--- Start ---

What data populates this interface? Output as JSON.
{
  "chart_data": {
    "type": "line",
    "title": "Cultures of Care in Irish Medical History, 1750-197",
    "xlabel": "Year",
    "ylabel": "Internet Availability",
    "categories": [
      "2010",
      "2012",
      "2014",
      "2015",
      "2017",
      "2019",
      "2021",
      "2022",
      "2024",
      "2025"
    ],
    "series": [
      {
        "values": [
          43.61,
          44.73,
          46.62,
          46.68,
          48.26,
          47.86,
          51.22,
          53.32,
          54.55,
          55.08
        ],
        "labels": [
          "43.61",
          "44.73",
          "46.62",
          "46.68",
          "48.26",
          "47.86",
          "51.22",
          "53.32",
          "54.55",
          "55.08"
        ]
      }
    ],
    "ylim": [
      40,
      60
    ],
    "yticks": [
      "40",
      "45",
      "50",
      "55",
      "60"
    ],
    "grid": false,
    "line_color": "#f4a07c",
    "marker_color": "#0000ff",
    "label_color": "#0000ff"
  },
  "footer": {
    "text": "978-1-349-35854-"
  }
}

--- End ---
--- Start ---

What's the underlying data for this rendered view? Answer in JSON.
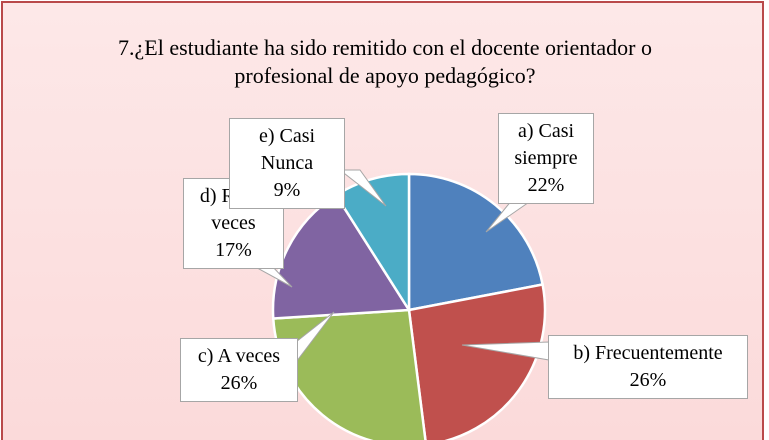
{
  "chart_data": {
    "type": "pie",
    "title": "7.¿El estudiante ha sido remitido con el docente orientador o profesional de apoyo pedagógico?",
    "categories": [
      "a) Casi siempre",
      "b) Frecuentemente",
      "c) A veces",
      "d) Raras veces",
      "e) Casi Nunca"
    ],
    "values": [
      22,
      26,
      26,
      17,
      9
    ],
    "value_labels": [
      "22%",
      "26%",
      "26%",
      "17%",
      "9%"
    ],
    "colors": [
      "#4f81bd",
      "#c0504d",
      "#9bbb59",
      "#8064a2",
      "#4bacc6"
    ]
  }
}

--- End ---
--- Start ---

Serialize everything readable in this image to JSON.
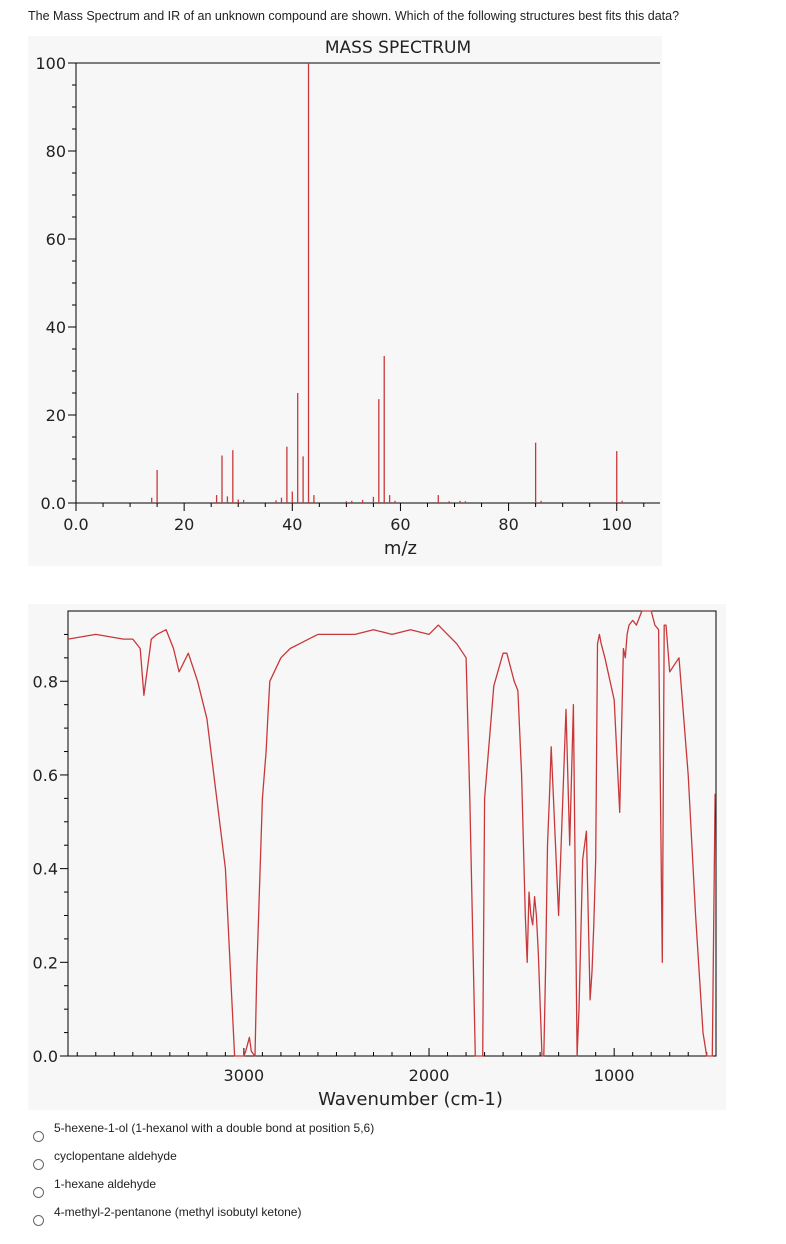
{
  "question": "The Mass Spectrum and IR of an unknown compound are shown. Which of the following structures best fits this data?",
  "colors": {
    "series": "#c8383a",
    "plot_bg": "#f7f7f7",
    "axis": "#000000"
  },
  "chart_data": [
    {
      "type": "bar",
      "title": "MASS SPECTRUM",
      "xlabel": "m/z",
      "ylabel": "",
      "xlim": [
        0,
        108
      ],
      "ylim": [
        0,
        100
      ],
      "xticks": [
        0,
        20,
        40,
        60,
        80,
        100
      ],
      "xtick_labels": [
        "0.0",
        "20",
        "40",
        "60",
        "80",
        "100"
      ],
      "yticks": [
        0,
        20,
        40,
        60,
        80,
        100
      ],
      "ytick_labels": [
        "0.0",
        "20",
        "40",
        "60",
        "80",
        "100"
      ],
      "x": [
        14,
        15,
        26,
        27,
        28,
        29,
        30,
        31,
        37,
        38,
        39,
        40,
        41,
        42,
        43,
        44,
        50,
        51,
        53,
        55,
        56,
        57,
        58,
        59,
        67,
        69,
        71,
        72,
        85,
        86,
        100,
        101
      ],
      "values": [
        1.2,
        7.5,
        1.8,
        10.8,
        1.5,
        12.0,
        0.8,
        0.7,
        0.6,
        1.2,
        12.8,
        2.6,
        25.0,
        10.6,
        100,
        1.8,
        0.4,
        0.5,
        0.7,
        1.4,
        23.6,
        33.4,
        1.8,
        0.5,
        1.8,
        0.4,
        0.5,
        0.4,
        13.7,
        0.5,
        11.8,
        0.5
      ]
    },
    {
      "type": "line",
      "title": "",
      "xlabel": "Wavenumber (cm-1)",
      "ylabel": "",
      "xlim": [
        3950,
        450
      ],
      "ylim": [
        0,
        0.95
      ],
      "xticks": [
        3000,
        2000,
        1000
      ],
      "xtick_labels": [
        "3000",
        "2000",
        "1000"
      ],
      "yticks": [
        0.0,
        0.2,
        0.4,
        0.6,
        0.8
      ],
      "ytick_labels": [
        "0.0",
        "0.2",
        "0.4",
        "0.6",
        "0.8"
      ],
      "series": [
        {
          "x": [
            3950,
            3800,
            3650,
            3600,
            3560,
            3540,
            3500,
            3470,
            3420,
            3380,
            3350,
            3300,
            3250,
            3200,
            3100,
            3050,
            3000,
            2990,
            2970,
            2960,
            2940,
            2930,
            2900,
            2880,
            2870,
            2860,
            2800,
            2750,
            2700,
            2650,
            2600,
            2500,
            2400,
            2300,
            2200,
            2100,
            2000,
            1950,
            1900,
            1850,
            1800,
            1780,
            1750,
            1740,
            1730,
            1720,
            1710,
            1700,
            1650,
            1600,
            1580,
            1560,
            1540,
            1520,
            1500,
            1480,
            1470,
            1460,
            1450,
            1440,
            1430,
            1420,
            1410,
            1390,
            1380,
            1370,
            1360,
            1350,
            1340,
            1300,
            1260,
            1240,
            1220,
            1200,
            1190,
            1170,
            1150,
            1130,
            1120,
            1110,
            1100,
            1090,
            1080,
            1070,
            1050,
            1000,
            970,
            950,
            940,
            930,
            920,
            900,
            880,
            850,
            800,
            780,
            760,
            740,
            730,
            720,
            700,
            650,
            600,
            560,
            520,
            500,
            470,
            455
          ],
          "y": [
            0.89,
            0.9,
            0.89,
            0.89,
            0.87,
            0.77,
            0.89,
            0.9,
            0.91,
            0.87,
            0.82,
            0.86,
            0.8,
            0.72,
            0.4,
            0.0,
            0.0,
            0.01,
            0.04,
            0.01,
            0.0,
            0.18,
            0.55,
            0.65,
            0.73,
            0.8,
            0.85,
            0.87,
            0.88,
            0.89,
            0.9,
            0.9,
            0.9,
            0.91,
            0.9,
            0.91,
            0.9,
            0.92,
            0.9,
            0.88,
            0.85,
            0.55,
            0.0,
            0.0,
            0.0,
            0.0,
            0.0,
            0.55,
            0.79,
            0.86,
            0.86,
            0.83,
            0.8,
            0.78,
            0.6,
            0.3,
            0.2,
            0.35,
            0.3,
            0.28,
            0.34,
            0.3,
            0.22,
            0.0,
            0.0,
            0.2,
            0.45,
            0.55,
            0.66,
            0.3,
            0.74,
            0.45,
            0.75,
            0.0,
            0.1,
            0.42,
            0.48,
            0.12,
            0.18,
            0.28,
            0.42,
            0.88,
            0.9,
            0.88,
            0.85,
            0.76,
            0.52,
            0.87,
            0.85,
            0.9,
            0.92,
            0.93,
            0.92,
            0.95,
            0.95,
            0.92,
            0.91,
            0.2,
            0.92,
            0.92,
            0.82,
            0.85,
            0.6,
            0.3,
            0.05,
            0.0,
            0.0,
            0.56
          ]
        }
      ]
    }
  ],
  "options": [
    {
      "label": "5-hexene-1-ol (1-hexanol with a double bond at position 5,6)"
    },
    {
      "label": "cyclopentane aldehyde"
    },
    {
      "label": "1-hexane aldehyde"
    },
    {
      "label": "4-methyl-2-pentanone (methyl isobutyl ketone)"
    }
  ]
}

--- End ---

What this task involves:
Pull out every line containing "JSON".

Answer to this exercise:
What data populates this interface? Output as JSON.
What's the underlying data for this rendered view? Answer in JSON.
Serialize everything readable in this image to JSON.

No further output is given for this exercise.